**INSTRUCTIONS FOR THE TASK**: Read the records and gather each line that includes "Lukoil".

**INPUT ROWS**:
──────

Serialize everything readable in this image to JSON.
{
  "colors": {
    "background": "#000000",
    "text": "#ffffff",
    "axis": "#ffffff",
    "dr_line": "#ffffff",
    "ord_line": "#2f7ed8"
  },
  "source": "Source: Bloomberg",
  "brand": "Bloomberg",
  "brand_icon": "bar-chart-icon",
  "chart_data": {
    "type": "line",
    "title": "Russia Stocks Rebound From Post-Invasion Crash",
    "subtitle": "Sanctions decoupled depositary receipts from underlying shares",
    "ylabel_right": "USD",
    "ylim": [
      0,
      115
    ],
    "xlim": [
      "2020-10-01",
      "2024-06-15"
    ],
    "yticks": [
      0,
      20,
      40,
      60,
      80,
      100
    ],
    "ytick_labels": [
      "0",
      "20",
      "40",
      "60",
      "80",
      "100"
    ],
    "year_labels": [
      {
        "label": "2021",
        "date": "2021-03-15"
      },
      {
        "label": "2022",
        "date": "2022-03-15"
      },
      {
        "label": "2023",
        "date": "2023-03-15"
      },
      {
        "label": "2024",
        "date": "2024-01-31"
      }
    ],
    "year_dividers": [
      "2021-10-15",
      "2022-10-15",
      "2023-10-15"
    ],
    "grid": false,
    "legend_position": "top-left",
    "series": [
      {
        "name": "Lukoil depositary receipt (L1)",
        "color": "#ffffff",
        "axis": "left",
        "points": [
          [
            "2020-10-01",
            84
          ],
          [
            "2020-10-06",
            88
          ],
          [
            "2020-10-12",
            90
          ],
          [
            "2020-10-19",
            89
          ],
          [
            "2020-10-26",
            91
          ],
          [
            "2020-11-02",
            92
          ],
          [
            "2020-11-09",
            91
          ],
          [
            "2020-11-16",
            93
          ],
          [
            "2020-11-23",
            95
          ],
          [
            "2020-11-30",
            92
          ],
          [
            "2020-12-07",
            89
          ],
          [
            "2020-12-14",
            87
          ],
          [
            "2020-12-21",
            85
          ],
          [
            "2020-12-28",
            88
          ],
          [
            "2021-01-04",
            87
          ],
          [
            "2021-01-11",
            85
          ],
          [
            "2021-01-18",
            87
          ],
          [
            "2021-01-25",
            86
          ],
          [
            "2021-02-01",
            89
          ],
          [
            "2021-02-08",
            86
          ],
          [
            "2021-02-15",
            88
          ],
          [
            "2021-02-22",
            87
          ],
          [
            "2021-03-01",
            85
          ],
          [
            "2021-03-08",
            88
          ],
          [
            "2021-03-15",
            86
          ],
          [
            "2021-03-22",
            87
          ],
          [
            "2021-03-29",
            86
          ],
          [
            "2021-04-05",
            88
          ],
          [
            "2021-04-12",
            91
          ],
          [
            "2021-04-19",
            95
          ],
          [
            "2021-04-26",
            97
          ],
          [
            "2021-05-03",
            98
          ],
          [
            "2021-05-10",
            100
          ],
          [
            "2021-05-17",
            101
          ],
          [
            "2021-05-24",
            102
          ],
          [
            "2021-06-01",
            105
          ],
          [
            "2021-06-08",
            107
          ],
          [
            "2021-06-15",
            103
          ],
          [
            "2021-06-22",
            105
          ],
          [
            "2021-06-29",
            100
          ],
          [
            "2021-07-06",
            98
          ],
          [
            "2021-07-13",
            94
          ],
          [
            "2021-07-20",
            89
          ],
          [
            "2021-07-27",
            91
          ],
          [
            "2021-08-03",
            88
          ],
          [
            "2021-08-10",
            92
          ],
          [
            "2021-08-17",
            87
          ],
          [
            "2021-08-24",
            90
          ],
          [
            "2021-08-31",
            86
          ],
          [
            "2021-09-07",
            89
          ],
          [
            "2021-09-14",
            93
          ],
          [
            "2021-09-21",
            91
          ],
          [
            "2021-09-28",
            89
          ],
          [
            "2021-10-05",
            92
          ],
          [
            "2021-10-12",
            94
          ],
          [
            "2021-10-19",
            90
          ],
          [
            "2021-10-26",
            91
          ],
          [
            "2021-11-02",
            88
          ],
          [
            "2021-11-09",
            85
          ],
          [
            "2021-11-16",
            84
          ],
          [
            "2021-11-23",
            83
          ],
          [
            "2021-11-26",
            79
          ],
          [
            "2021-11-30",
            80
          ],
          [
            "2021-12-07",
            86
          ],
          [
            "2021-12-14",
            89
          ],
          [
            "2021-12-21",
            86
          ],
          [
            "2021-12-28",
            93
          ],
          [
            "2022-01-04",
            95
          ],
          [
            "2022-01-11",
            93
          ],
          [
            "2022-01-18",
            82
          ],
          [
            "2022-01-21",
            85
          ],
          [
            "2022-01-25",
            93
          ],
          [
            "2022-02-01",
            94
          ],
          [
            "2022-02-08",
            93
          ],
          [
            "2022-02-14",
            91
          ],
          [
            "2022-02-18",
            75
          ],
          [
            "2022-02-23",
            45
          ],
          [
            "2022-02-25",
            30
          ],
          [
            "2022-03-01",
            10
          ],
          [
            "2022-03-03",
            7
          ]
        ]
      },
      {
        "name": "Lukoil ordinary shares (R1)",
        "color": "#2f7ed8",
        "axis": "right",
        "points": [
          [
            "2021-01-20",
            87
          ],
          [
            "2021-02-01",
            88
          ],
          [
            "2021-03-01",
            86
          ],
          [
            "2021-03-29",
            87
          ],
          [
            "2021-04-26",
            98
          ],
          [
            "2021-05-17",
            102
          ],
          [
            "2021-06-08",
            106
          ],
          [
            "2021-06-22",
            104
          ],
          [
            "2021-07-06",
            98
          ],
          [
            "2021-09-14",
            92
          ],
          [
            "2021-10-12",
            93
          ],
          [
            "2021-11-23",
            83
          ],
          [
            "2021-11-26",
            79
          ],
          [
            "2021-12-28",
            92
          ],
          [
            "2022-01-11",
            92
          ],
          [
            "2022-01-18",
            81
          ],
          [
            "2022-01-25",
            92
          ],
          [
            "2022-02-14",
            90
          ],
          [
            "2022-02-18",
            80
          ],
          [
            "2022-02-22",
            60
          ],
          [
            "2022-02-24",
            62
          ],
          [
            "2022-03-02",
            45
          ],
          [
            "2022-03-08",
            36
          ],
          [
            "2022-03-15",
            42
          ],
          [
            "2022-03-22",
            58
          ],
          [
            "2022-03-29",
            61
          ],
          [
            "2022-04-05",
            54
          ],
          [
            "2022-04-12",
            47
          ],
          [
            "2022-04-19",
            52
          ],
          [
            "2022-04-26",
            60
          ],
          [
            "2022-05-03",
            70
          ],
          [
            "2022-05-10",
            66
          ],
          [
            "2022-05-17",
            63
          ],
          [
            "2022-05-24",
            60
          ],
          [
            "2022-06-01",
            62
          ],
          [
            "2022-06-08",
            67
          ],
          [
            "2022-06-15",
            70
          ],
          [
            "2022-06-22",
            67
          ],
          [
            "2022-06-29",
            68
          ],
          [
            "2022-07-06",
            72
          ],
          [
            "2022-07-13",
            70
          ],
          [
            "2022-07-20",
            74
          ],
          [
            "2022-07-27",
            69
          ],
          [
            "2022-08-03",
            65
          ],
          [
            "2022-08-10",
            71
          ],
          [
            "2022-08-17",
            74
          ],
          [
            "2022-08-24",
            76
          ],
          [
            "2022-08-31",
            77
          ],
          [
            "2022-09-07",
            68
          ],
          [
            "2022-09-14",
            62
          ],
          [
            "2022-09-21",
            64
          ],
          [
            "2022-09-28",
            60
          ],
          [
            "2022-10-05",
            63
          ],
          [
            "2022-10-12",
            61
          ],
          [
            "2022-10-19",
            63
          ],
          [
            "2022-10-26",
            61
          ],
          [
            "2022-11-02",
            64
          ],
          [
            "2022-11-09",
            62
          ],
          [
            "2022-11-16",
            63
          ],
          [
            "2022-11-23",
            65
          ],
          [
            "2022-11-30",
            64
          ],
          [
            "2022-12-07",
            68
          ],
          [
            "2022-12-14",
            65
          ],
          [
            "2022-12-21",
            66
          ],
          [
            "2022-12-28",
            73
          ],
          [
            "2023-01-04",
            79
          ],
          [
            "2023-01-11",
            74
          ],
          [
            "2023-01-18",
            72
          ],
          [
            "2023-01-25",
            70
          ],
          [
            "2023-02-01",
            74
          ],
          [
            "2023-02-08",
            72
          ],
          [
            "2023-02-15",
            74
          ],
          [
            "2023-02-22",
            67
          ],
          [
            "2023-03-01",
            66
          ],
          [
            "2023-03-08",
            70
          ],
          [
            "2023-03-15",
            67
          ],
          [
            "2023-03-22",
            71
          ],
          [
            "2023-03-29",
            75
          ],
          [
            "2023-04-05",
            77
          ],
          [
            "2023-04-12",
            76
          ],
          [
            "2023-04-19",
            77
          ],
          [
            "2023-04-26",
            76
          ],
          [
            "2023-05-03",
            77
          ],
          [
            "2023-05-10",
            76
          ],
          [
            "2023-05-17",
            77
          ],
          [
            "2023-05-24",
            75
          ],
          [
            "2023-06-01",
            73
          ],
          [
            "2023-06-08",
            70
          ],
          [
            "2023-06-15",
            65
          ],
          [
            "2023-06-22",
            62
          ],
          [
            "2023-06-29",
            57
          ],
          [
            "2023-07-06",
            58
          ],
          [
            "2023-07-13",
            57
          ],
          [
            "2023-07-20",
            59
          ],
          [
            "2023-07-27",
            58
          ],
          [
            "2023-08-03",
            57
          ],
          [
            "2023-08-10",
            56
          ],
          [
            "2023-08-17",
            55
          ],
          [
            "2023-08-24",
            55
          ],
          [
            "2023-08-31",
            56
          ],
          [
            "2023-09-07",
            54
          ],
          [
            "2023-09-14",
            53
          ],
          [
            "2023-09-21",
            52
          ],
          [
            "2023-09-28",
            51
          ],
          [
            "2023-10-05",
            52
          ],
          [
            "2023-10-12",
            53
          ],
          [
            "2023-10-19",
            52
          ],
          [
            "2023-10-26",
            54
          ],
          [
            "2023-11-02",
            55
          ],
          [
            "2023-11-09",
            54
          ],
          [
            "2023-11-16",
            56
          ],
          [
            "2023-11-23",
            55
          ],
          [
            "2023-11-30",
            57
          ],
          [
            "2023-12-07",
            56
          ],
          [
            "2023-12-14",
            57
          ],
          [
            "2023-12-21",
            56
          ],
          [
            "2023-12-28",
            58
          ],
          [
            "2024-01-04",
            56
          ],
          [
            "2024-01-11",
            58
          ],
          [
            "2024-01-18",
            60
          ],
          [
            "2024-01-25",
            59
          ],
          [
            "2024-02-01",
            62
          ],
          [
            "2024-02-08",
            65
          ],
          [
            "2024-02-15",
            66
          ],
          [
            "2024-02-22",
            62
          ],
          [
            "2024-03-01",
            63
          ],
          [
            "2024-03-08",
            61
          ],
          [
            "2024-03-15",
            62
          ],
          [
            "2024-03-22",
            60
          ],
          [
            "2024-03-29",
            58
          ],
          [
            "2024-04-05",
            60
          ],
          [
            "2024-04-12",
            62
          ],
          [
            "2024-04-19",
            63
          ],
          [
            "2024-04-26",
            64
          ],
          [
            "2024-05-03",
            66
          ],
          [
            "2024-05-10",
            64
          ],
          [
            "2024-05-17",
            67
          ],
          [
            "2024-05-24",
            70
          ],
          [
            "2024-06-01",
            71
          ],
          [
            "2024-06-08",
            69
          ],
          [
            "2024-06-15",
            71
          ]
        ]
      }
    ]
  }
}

──────

**WRITTEN ANSWER**:
        "name": "Lukoil depositary receipt (L1)",
        "name": "Lukoil ordinary shares (R1)",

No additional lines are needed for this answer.